## DATA
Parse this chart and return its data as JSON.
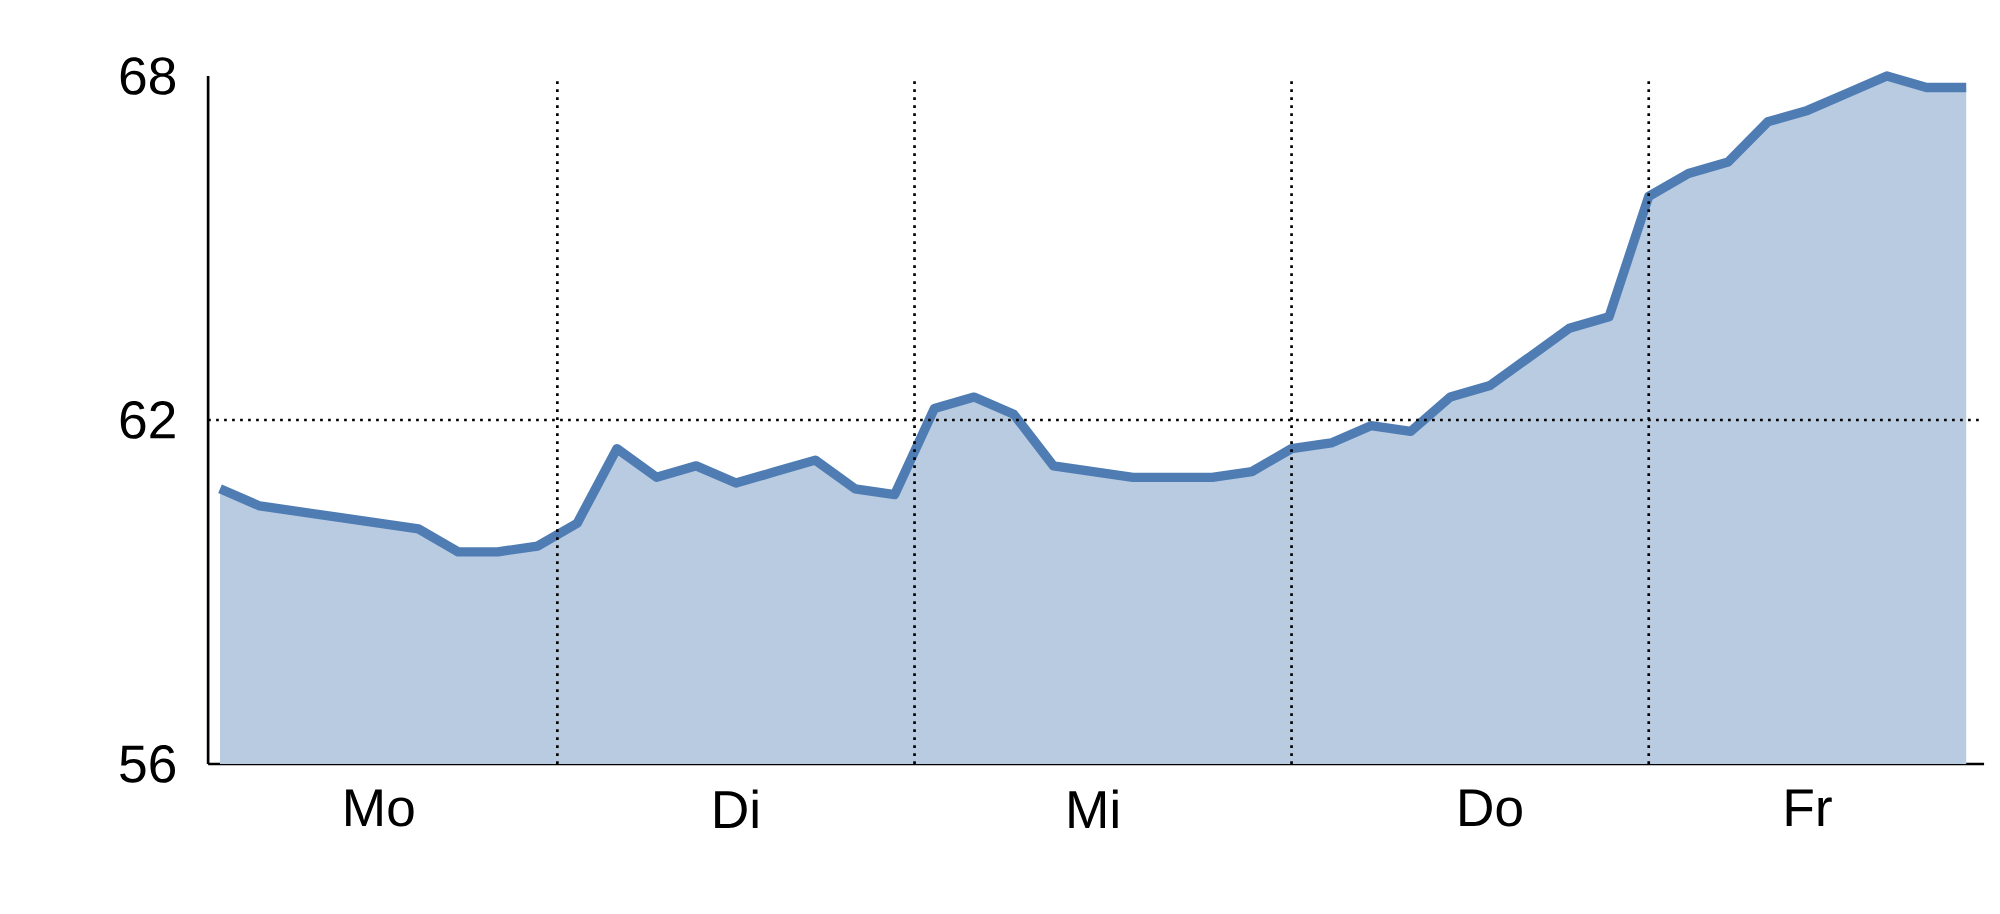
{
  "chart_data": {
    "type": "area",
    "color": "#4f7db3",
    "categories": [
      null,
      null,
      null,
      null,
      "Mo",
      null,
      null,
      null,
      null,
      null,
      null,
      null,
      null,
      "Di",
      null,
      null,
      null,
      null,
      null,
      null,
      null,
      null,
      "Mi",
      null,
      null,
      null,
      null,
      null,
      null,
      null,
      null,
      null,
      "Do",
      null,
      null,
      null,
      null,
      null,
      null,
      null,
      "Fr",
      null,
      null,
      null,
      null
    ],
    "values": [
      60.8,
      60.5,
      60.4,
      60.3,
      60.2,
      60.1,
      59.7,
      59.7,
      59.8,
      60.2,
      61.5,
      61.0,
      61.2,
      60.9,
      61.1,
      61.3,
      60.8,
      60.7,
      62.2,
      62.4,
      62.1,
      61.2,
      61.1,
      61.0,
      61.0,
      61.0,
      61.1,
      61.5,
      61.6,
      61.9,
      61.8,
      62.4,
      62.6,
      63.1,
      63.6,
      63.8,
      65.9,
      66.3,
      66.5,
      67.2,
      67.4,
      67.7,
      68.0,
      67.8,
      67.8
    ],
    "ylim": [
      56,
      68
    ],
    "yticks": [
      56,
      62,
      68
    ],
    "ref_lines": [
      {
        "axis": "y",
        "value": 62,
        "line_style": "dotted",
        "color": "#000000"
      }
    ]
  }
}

## PROBLEM TO SOLVE
Each record should be quoted exactly, with the images omitted.

## RESPONSE
Parse this chart and return its data as JSON.
{
  "chart_data": {
    "type": "area",
    "color": "#4f7db3",
    "categories": [
      null,
      null,
      null,
      null,
      "Mo",
      null,
      null,
      null,
      null,
      null,
      null,
      null,
      null,
      "Di",
      null,
      null,
      null,
      null,
      null,
      null,
      null,
      null,
      "Mi",
      null,
      null,
      null,
      null,
      null,
      null,
      null,
      null,
      null,
      "Do",
      null,
      null,
      null,
      null,
      null,
      null,
      null,
      "Fr",
      null,
      null,
      null,
      null
    ],
    "values": [
      60.8,
      60.5,
      60.4,
      60.3,
      60.2,
      60.1,
      59.7,
      59.7,
      59.8,
      60.2,
      61.5,
      61.0,
      61.2,
      60.9,
      61.1,
      61.3,
      60.8,
      60.7,
      62.2,
      62.4,
      62.1,
      61.2,
      61.1,
      61.0,
      61.0,
      61.0,
      61.1,
      61.5,
      61.6,
      61.9,
      61.8,
      62.4,
      62.6,
      63.1,
      63.6,
      63.8,
      65.9,
      66.3,
      66.5,
      67.2,
      67.4,
      67.7,
      68.0,
      67.8,
      67.8
    ],
    "ylim": [
      56,
      68
    ],
    "yticks": [
      56,
      62,
      68
    ],
    "ref_lines": [
      {
        "axis": "y",
        "value": 62,
        "line_style": "dotted",
        "color": "#000000"
      }
    ]
  }
}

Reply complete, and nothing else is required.